■ **Job**:
Below are some records; retype all of them exactly.

■ **Information given**:
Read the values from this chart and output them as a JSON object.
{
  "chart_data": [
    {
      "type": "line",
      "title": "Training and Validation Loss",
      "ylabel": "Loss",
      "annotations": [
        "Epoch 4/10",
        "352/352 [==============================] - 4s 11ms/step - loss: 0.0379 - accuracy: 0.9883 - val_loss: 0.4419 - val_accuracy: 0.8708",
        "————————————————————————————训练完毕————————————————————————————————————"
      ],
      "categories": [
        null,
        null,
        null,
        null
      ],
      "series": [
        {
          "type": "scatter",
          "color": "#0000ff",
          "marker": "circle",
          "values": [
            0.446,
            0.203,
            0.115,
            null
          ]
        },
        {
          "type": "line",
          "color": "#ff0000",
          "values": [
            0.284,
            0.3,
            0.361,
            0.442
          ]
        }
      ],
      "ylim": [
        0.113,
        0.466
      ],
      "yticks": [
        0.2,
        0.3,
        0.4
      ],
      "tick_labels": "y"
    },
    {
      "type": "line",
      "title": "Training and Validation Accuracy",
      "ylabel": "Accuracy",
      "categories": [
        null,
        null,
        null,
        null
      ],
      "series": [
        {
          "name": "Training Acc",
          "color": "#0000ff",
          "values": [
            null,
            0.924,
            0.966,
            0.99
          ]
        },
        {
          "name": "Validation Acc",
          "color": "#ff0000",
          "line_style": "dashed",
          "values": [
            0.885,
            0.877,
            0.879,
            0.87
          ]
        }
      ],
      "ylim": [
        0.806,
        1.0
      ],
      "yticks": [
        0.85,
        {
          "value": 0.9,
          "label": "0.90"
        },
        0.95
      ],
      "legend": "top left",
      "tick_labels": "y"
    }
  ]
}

■ **Final answer**:
Read the values from this chart and output them as a JSON object.
{
  "chart_data": [
    {
      "type": "line",
      "title": "Training and Validation Loss",
      "ylabel": "Loss",
      "annotations": [
        "Epoch 4/10",
        "352/352 [==============================] - 4s 11ms/step - loss: 0.0379 - accuracy: 0.9883 - val_loss: 0.4419 - val_accuracy: 0.8708",
        "————————————————————————————训练完毕————————————————————————————————————"
      ],
      "categories": [
        null,
        null,
        null,
        null
      ],
      "series": [
        {
          "type": "scatter",
          "color": "#0000ff",
          "marker": "circle",
          "values": [
            0.446,
            0.203,
            0.115,
            null
          ]
        },
        {
          "type": "line",
          "color": "#ff0000",
          "values": [
            0.284,
            0.3,
            0.361,
            0.442
          ]
        }
      ],
      "ylim": [
        0.113,
        0.466
      ],
      "yticks": [
        0.2,
        0.3,
        0.4
      ],
      "tick_labels": "y"
    },
    {
      "type": "line",
      "title": "Training and Validation Accuracy",
      "ylabel": "Accuracy",
      "categories": [
        null,
        null,
        null,
        null
      ],
      "series": [
        {
          "name": "Training Acc",
          "color": "#0000ff",
          "values": [
            null,
            0.924,
            0.966,
            0.99
          ]
        },
        {
          "name": "Validation Acc",
          "color": "#ff0000",
          "line_style": "dashed",
          "values": [
            0.885,
            0.877,
            0.879,
            0.87
          ]
        }
      ],
      "ylim": [
        0.806,
        1.0
      ],
      "yticks": [
        0.85,
        {
          "value": 0.9,
          "label": "0.90"
        },
        0.95
      ],
      "legend": "top left",
      "tick_labels": "y"
    }
  ]
}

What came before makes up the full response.